> **Directions for this task**
From the entries below, copy out every line with "Pearson" in it.

[Data entries for graphics]
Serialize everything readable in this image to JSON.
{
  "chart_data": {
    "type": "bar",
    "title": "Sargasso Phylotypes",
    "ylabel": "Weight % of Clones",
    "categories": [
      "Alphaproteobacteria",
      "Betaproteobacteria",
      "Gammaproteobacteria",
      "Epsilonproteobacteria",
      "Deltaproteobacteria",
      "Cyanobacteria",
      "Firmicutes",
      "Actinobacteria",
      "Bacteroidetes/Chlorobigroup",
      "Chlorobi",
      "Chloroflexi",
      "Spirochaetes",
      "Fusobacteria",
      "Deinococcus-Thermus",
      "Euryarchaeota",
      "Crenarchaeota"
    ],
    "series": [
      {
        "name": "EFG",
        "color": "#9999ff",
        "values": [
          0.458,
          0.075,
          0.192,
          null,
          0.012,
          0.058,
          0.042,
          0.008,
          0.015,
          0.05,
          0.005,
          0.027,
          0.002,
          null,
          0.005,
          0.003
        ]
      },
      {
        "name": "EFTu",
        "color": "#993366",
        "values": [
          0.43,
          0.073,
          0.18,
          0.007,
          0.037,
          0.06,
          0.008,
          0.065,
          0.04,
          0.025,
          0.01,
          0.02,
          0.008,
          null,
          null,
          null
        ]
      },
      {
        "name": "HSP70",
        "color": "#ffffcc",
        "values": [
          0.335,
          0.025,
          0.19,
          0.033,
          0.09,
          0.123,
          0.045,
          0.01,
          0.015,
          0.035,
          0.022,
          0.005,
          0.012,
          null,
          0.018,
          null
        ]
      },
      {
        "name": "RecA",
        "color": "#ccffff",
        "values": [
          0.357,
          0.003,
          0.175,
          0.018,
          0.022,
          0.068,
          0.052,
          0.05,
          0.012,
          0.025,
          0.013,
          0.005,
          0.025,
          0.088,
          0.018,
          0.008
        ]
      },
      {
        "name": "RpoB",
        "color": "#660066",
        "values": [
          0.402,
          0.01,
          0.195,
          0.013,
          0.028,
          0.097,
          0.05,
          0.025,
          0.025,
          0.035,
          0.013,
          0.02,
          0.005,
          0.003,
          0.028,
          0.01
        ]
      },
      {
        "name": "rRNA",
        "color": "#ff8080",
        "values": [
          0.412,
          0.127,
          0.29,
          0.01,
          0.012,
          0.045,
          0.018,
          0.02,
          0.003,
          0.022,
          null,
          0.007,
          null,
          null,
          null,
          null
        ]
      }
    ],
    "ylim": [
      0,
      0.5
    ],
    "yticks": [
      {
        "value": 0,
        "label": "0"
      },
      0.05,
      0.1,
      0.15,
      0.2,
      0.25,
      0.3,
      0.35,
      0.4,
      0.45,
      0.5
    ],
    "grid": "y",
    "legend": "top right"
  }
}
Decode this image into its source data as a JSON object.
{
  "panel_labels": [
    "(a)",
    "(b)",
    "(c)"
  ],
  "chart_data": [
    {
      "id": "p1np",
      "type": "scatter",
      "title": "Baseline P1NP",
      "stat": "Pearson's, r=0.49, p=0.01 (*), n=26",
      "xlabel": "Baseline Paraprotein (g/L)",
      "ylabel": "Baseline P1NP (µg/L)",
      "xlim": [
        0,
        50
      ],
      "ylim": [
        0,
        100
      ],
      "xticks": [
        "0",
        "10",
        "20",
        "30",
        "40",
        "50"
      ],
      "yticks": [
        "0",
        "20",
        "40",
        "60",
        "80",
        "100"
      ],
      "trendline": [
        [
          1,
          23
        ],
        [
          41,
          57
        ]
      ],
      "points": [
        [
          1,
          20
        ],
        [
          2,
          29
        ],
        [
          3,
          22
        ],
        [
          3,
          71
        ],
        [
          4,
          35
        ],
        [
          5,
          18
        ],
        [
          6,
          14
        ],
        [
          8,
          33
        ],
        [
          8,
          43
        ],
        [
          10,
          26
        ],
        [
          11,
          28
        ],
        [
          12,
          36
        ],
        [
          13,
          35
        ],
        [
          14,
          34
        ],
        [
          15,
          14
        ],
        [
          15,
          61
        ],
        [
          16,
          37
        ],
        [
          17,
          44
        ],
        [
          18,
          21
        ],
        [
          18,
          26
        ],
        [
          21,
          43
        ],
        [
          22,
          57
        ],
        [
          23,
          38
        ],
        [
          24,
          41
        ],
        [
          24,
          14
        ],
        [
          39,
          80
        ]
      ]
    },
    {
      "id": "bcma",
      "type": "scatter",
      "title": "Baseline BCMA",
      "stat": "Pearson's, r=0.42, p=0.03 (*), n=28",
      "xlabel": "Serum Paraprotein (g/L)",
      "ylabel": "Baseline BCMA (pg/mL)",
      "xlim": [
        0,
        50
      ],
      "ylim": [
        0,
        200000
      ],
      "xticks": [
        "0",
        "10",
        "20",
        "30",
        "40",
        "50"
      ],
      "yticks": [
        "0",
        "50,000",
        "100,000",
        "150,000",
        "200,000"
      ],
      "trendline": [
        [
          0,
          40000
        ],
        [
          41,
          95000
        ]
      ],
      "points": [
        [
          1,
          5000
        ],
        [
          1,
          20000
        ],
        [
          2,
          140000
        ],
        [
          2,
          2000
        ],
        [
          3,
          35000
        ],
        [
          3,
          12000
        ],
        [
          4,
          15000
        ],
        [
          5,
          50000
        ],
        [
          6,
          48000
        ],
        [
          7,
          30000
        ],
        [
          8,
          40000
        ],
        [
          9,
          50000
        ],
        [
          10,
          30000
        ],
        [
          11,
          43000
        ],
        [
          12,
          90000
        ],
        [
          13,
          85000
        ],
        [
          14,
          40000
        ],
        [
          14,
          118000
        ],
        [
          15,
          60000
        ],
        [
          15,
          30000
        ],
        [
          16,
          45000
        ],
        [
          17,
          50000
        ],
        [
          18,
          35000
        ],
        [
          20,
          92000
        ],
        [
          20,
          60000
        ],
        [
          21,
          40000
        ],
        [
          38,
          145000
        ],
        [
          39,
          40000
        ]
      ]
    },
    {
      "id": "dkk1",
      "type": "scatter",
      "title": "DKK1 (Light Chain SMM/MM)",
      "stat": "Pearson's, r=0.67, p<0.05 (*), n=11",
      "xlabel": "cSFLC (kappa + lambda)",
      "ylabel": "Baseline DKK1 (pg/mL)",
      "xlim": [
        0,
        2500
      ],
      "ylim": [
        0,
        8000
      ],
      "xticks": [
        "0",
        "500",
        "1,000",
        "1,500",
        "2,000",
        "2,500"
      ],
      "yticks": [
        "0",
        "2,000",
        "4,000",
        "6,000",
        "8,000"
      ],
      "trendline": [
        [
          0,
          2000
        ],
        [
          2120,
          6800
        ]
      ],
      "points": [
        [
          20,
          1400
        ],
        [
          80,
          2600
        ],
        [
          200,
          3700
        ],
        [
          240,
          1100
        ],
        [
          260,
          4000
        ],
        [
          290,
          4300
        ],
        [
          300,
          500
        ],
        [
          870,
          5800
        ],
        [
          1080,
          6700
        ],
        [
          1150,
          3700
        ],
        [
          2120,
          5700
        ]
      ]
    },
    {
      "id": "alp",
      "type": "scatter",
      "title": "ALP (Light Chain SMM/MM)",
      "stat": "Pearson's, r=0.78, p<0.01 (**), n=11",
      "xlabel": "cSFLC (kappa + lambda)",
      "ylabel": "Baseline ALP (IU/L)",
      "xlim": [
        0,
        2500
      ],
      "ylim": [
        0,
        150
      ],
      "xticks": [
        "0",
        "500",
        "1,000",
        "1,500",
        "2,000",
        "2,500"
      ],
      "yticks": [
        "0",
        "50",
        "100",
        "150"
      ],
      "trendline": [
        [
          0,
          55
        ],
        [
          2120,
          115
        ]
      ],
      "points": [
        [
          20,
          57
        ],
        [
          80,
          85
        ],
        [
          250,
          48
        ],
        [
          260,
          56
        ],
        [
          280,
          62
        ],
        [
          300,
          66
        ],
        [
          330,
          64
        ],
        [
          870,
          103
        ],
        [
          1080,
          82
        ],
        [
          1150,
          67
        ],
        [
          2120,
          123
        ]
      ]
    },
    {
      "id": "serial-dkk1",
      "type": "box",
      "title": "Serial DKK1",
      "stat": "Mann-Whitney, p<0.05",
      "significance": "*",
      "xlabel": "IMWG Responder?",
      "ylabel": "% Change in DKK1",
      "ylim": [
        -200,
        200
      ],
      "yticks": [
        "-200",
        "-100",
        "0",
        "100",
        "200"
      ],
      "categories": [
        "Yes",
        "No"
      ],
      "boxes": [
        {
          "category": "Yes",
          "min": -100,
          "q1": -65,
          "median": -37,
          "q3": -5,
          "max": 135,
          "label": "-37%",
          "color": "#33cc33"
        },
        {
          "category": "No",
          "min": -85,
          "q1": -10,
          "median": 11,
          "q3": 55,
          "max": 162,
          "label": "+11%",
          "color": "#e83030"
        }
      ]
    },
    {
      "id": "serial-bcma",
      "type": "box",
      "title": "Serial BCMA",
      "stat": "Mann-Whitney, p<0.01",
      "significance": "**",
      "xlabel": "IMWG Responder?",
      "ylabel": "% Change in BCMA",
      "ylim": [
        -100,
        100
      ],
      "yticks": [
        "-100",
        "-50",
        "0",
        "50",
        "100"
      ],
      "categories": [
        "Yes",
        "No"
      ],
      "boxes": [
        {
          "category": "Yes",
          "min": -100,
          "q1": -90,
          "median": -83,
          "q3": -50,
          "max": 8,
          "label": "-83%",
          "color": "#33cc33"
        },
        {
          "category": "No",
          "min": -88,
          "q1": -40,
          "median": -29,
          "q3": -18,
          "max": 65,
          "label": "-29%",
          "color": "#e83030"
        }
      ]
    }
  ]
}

> **Solution**
      "stat": "Pearson's, r=0.49, p=0.01 (*), n=26",
      "stat": "Pearson's, r=0.42, p=0.03 (*), n=28",
      "stat": "Pearson's, r=0.67, p<0.05 (*), n=11",
      "stat": "Pearson's, r=0.78, p<0.01 (**), n=11",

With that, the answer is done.